[Begin]

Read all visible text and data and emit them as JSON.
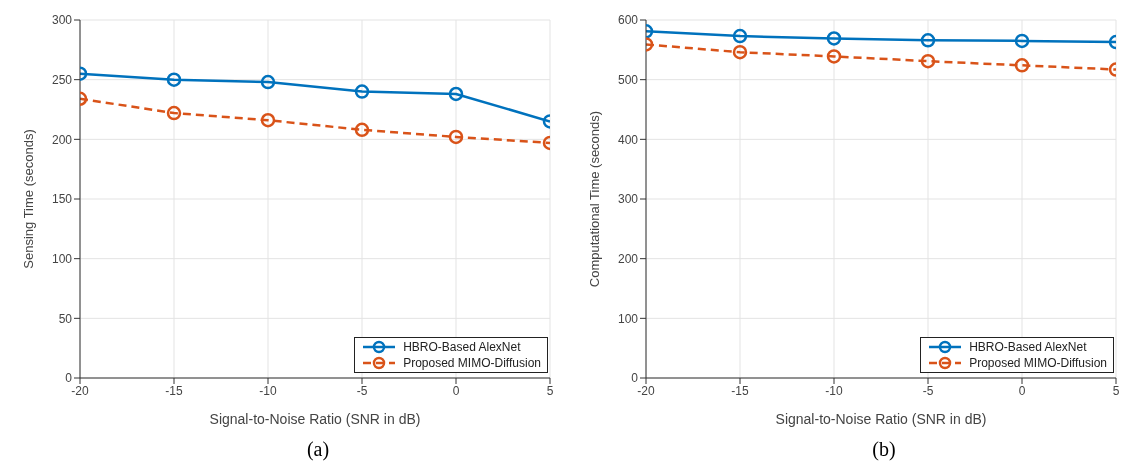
{
  "chart_data": [
    {
      "type": "line",
      "xlabel": "Signal-to-Noise Ratio (SNR in dB)",
      "ylabel": "Sensing Time (seconds)",
      "x": [
        -20,
        -15,
        -10,
        -5,
        0,
        5
      ],
      "xlim": [
        -20,
        5
      ],
      "xticks": [
        -20,
        -15,
        -10,
        -5,
        0,
        5
      ],
      "ylim": [
        0,
        300
      ],
      "yticks": [
        0,
        50,
        100,
        150,
        200,
        250,
        300
      ],
      "grid": true,
      "legend": "bottom right",
      "marker": "circle",
      "annotations": [
        "(a)"
      ],
      "series": [
        {
          "name": "HBRO-Based AlexNet",
          "color": "#0072bd",
          "line_style": "solid",
          "values": [
            255,
            250,
            248,
            240,
            238,
            215
          ]
        },
        {
          "name": "Proposed MIMO-Diffusion",
          "color": "#d95319",
          "line_style": "dashed",
          "values": [
            234,
            222,
            216,
            208,
            202,
            197
          ]
        }
      ]
    },
    {
      "type": "line",
      "xlabel": "Signal-to-Noise Ratio (SNR in dB)",
      "ylabel": "Computational Time (seconds)",
      "x": [
        -20,
        -15,
        -10,
        -5,
        0,
        5
      ],
      "xlim": [
        -20,
        5
      ],
      "xticks": [
        -20,
        -15,
        -10,
        -5,
        0,
        5
      ],
      "ylim": [
        0,
        600
      ],
      "yticks": [
        0,
        100,
        200,
        300,
        400,
        500,
        600
      ],
      "grid": true,
      "legend": "bottom right",
      "marker": "circle",
      "annotations": [
        "(b)"
      ],
      "series": [
        {
          "name": "HBRO-Based AlexNet",
          "color": "#0072bd",
          "line_style": "solid",
          "values": [
            581,
            573,
            569,
            566,
            565,
            563
          ]
        },
        {
          "name": "Proposed MIMO-Diffusion",
          "color": "#d95319",
          "line_style": "dashed",
          "values": [
            559,
            546,
            539,
            531,
            524,
            517
          ]
        }
      ]
    }
  ]
}
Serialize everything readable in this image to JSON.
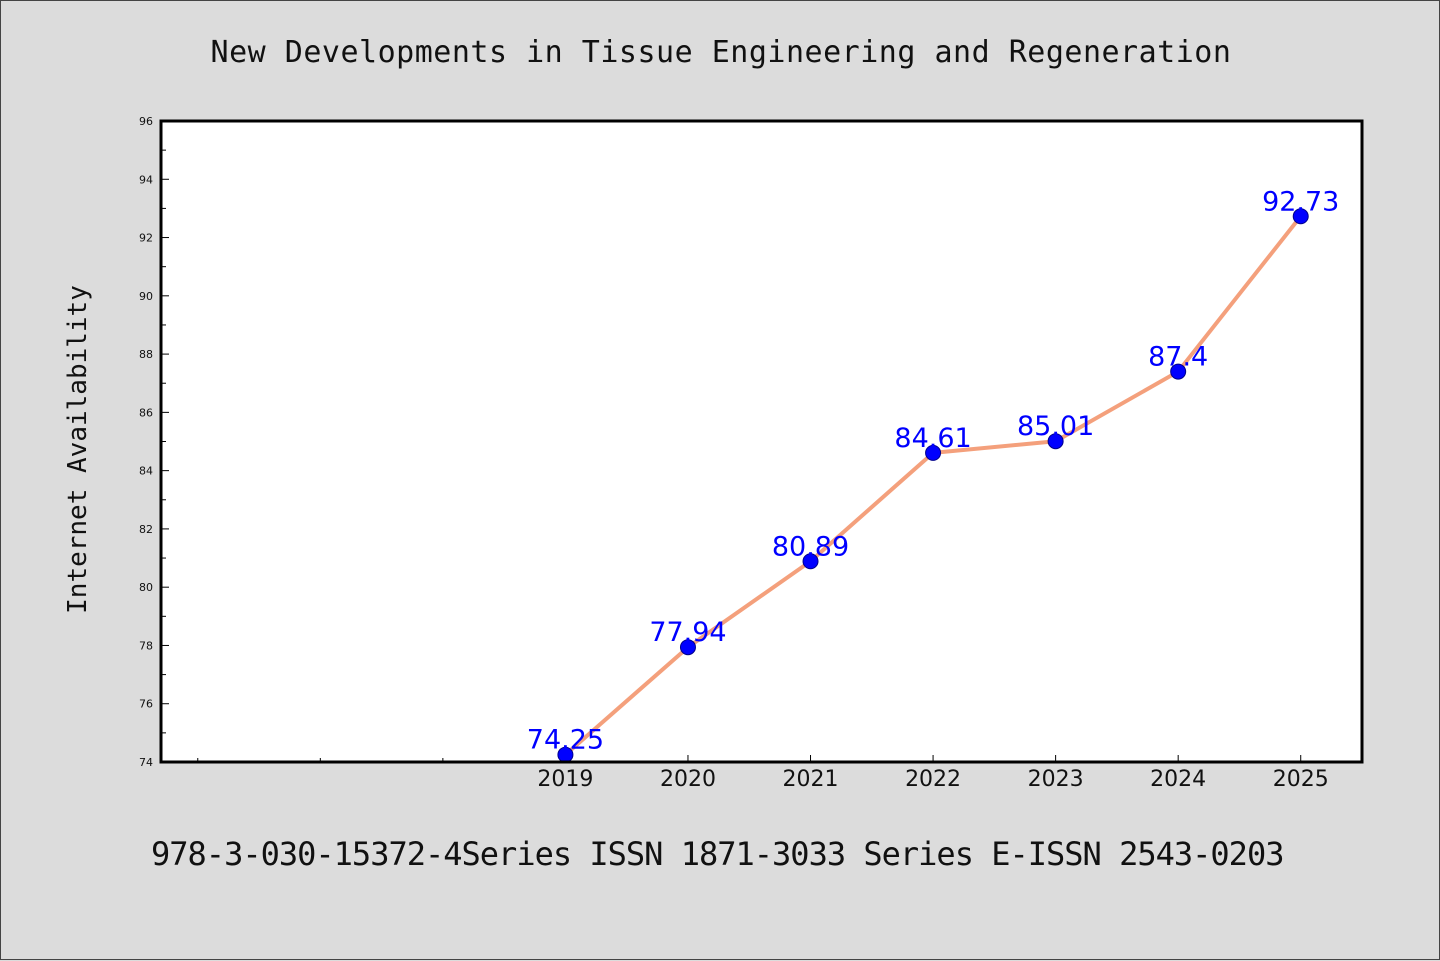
{
  "title": "New Developments in Tissue Engineering and Regeneration",
  "footer": "978-3-030-15372-4Series ISSN 1871-3033 Series E-ISSN 2543-0203",
  "colors": {
    "background": "#dcdcdc",
    "plot_background": "#ffffff",
    "line": "#f4a07c",
    "marker": "#0000ff",
    "data_label": "#0000ff"
  },
  "chart_data": {
    "type": "line",
    "title": "New Developments in Tissue Engineering and Regeneration",
    "xlabel": "",
    "ylabel": "Internet Availability",
    "x": [
      2019,
      2020,
      2021,
      2022,
      2023,
      2024,
      2025
    ],
    "x_tick_labels": [
      "2019",
      "2020",
      "2021",
      "2022",
      "2023",
      "2024",
      "2025"
    ],
    "xlim": [
      2015.7,
      2025.5
    ],
    "series": [
      {
        "values": [
          74.25,
          77.94,
          80.89,
          84.61,
          85.01,
          87.4,
          92.73
        ],
        "data_labels": [
          "74.25",
          "77.94",
          "80.89",
          "84.61",
          "85.01",
          "87.4",
          "92.73"
        ]
      }
    ],
    "ylim": [
      74,
      96
    ],
    "y_ticks": [
      74,
      76,
      78,
      80,
      82,
      84,
      86,
      88,
      90,
      92,
      94,
      96
    ],
    "x_minor_ticks": [
      2016.0,
      2017.0,
      2018.0
    ],
    "grid": false,
    "legend": "none"
  }
}
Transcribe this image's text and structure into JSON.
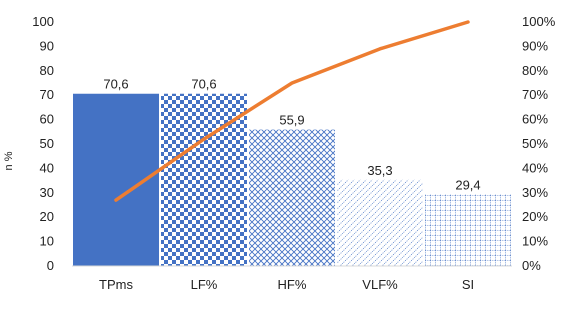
{
  "chart_data": {
    "type": "bar",
    "categories": [
      "TPms",
      "LF%",
      "HF%",
      "VLF%",
      "SI"
    ],
    "series": [
      {
        "type": "bar",
        "axis": "left",
        "values": [
          70.6,
          70.6,
          55.9,
          35.3,
          29.4
        ],
        "data_labels": [
          "70,6",
          "70,6",
          "55,9",
          "35,3",
          "29,4"
        ]
      },
      {
        "type": "line",
        "axis": "right",
        "values": [
          27,
          52,
          75,
          89,
          100
        ]
      }
    ],
    "ylabel": "n %",
    "ylim": [
      0,
      100
    ],
    "y_ticks": [
      "0",
      "10",
      "20",
      "30",
      "40",
      "50",
      "60",
      "70",
      "80",
      "90",
      "100"
    ],
    "y2lim": [
      0,
      100
    ],
    "y2_ticks": [
      "0%",
      "10%",
      "20%",
      "30%",
      "40%",
      "50%",
      "60%",
      "70%",
      "80%",
      "90%",
      "100%"
    ],
    "bar_fills": [
      "solid",
      "checker",
      "diamond-lattice",
      "dotted-diagonal",
      "grid"
    ],
    "colors": {
      "bar": "#4472c4",
      "line": "#ed7d31",
      "axis": "#d9d9d9"
    },
    "grid": false
  }
}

[End]

_Instruction_
Reproduce each line from the records that contains the word "Tissue".

_Output below_
  "title": "New Developments in Tissue Engineering and Regeneration",
    "title": "New Developments in Tissue Engineering and Regeneration",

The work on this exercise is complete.